** Start of Listed entries **

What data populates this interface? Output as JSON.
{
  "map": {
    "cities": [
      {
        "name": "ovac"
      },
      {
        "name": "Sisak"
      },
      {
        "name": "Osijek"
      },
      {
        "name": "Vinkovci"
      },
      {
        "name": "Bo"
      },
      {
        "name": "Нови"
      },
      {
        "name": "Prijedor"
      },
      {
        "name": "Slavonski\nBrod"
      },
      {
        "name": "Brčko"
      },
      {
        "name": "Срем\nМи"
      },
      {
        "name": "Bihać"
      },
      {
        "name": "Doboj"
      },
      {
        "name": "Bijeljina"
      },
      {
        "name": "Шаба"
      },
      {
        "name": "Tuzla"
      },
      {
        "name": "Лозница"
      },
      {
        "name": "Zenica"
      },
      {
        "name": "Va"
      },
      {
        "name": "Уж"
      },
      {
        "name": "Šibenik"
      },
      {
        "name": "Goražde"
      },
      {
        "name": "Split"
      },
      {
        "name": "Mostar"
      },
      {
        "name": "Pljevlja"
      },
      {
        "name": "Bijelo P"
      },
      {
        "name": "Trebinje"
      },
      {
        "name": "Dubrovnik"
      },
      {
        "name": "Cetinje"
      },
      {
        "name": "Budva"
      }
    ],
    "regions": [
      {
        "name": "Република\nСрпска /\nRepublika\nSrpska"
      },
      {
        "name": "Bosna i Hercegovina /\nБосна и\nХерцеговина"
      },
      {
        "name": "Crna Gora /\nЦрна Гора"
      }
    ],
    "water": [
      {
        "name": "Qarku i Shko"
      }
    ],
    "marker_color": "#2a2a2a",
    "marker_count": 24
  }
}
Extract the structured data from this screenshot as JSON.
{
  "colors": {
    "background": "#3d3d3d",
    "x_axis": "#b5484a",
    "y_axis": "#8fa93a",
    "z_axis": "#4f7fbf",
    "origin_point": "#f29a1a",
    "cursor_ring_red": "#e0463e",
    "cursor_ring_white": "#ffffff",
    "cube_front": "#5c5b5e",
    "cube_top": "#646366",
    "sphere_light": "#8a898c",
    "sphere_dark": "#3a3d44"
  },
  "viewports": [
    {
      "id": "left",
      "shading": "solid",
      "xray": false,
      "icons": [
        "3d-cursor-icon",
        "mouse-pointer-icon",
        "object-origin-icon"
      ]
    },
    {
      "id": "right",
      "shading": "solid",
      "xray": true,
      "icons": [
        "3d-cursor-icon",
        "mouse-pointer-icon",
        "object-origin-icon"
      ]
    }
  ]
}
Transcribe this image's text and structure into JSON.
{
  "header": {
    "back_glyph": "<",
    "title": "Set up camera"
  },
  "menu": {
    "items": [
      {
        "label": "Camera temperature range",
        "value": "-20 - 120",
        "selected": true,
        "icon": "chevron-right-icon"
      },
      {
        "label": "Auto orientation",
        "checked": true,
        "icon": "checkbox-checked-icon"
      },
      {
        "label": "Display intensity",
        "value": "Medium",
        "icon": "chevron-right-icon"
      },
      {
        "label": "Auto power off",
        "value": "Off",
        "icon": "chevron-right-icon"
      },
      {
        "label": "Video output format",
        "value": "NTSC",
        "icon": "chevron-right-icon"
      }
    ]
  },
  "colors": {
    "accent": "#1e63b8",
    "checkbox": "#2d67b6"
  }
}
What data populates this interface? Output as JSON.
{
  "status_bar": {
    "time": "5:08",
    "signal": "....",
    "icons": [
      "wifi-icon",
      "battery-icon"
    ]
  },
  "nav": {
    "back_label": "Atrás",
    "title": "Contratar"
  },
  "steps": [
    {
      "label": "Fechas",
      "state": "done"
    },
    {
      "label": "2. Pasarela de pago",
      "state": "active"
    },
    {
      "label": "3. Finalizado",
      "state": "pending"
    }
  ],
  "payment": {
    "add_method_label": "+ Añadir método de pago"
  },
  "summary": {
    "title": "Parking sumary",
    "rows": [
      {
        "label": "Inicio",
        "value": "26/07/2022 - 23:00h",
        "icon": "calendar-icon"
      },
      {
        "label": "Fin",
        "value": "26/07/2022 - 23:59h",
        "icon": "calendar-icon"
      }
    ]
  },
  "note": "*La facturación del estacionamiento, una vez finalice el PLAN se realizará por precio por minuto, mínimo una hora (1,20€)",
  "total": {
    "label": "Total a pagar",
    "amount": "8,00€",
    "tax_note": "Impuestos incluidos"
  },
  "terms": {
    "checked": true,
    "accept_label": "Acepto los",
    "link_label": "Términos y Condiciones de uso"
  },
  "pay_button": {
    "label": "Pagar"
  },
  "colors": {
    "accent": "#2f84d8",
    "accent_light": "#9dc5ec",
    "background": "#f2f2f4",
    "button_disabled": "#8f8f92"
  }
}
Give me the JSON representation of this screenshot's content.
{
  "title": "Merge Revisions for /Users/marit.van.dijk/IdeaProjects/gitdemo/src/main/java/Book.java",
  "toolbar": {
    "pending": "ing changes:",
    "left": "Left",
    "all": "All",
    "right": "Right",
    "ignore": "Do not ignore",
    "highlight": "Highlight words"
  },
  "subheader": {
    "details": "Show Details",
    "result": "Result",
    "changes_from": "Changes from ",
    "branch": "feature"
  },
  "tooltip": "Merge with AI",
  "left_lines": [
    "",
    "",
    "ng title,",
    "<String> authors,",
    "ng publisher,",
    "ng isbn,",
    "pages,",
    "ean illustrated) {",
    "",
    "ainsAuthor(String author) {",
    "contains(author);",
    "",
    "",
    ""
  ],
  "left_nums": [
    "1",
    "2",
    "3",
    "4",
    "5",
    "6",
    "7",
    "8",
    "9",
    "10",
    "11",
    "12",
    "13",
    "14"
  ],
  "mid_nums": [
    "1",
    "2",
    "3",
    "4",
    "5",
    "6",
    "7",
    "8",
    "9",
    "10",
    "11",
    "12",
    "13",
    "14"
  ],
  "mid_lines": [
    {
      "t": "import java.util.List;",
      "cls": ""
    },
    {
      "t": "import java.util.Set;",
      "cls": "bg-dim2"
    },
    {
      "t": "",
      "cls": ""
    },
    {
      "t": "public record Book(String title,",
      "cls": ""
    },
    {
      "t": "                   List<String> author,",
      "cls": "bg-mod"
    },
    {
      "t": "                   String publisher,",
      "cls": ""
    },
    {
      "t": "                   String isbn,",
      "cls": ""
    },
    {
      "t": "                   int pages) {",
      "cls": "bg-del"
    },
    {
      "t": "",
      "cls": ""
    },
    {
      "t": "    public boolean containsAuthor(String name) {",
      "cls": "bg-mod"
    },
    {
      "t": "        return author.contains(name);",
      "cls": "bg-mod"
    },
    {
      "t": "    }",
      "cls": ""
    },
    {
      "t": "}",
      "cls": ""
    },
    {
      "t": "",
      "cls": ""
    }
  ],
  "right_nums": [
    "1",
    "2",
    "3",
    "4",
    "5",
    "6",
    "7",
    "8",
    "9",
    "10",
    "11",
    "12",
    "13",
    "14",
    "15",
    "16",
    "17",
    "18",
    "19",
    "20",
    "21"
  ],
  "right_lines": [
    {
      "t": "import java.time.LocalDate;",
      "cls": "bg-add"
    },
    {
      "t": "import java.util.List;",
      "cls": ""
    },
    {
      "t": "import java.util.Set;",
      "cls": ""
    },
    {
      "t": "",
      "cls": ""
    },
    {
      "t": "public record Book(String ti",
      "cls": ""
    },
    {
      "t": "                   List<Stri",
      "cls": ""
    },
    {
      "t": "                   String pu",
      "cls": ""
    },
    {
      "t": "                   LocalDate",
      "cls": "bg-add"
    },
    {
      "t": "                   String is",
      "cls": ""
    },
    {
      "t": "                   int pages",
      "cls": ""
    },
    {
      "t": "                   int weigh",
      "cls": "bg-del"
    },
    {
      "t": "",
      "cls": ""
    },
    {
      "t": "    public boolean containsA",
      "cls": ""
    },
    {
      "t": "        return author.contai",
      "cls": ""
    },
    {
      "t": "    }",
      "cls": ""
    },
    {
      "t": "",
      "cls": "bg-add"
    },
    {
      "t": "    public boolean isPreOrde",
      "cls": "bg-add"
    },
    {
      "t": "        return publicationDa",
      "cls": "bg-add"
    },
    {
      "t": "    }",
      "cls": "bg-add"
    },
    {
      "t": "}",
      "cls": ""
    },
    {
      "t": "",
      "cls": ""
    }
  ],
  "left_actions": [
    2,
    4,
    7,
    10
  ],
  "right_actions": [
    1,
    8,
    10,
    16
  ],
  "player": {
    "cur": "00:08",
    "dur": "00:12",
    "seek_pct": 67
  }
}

** End of Listed entries **

# [Exercise objective]
Only lines with "checkbox" are wanted here; list each of them.

# [Full response]
        "icon": "checkbox-checked-icon"
    "checkbox": "#2d67b6"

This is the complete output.